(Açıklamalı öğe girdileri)
------
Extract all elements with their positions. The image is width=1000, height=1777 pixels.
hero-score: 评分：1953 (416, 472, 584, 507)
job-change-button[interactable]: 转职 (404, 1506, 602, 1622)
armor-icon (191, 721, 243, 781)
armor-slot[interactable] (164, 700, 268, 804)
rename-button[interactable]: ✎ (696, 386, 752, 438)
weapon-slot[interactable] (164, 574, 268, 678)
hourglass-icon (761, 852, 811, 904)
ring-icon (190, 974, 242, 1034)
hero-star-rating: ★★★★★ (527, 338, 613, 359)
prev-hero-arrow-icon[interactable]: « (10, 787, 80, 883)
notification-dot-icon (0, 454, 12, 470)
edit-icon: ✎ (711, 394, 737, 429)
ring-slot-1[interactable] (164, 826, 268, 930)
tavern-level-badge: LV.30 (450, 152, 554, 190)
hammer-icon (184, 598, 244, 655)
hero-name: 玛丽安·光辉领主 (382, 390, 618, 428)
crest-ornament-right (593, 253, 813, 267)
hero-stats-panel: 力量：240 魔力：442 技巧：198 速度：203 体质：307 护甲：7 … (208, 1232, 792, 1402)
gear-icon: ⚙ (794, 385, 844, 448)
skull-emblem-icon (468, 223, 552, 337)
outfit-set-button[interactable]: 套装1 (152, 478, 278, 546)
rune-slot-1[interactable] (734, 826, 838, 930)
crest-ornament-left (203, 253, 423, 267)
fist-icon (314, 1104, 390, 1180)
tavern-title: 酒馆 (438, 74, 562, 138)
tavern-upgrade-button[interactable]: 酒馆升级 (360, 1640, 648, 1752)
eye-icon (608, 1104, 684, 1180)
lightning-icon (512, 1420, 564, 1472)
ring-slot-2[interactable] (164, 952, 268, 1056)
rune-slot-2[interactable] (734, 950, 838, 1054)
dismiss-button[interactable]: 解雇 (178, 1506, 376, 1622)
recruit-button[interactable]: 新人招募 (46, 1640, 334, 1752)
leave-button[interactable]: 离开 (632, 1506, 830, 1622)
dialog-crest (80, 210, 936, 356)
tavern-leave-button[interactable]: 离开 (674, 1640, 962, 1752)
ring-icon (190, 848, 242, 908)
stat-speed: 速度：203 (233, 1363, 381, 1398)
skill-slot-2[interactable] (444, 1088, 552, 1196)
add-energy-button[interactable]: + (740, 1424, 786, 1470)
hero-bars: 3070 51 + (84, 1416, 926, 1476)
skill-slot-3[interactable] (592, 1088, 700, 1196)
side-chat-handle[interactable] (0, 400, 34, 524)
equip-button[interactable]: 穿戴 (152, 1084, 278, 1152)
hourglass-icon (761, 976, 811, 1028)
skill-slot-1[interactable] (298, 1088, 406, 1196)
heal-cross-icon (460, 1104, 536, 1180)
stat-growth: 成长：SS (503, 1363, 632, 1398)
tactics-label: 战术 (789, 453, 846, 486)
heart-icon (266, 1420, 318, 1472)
------
Görev tanımı —
Malzemedeki "interactable" ifadesini "clickable" olarak yeniden adlandır. Tüm satırları başka hiçbir şeyi değiştirmeden yeniden yaz.

Görevin çözümü —
Extract all elements with their positions. The image is width=1000, height=1777 pixels.
hero-score: 评分：1953 (416, 472, 584, 507)
job-change-button[clickable]: 转职 (404, 1506, 602, 1622)
armor-icon (191, 721, 243, 781)
armor-slot[clickable] (164, 700, 268, 804)
rename-button[clickable]: ✎ (696, 386, 752, 438)
weapon-slot[clickable] (164, 574, 268, 678)
hourglass-icon (761, 852, 811, 904)
ring-icon (190, 974, 242, 1034)
hero-star-rating: ★★★★★ (527, 338, 613, 359)
prev-hero-arrow-icon[clickable]: « (10, 787, 80, 883)
notification-dot-icon (0, 454, 12, 470)
edit-icon: ✎ (711, 394, 737, 429)
ring-slot-1[clickable] (164, 826, 268, 930)
tavern-level-badge: LV.30 (450, 152, 554, 190)
hammer-icon (184, 598, 244, 655)
hero-name: 玛丽安·光辉领主 (382, 390, 618, 428)
crest-ornament-right (593, 253, 813, 267)
hero-stats-panel: 力量：240 魔力：442 技巧：198 速度：203 体质：307 护甲：7 … (208, 1232, 792, 1402)
gear-icon: ⚙ (794, 385, 844, 448)
skull-emblem-icon (468, 223, 552, 337)
outfit-set-button[clickable]: 套装1 (152, 478, 278, 546)
rune-slot-1[clickable] (734, 826, 838, 930)
crest-ornament-left (203, 253, 423, 267)
fist-icon (314, 1104, 390, 1180)
tavern-title: 酒馆 (438, 74, 562, 138)
tavern-upgrade-button[clickable]: 酒馆升级 (360, 1640, 648, 1752)
eye-icon (608, 1104, 684, 1180)
lightning-icon (512, 1420, 564, 1472)
ring-slot-2[clickable] (164, 952, 268, 1056)
rune-slot-2[clickable] (734, 950, 838, 1054)
dismiss-button[clickable]: 解雇 (178, 1506, 376, 1622)
recruit-button[clickable]: 新人招募 (46, 1640, 334, 1752)
leave-button[clickable]: 离开 (632, 1506, 830, 1622)
dialog-crest (80, 210, 936, 356)
tavern-leave-button[clickable]: 离开 (674, 1640, 962, 1752)
ring-icon (190, 848, 242, 908)
stat-speed: 速度：203 (233, 1363, 381, 1398)
skill-slot-2[clickable] (444, 1088, 552, 1196)
add-energy-button[clickable]: + (740, 1424, 786, 1470)
hero-bars: 3070 51 + (84, 1416, 926, 1476)
skill-slot-3[clickable] (592, 1088, 700, 1196)
side-chat-handle[clickable] (0, 400, 34, 524)
equip-button[clickable]: 穿戴 (152, 1084, 278, 1152)
hourglass-icon (761, 976, 811, 1028)
skill-slot-1[clickable] (298, 1088, 406, 1196)
heal-cross-icon (460, 1104, 536, 1180)
stat-growth: 成长：SS (503, 1363, 632, 1398)
tactics-label: 战术 (789, 453, 846, 486)
heart-icon (266, 1420, 318, 1472)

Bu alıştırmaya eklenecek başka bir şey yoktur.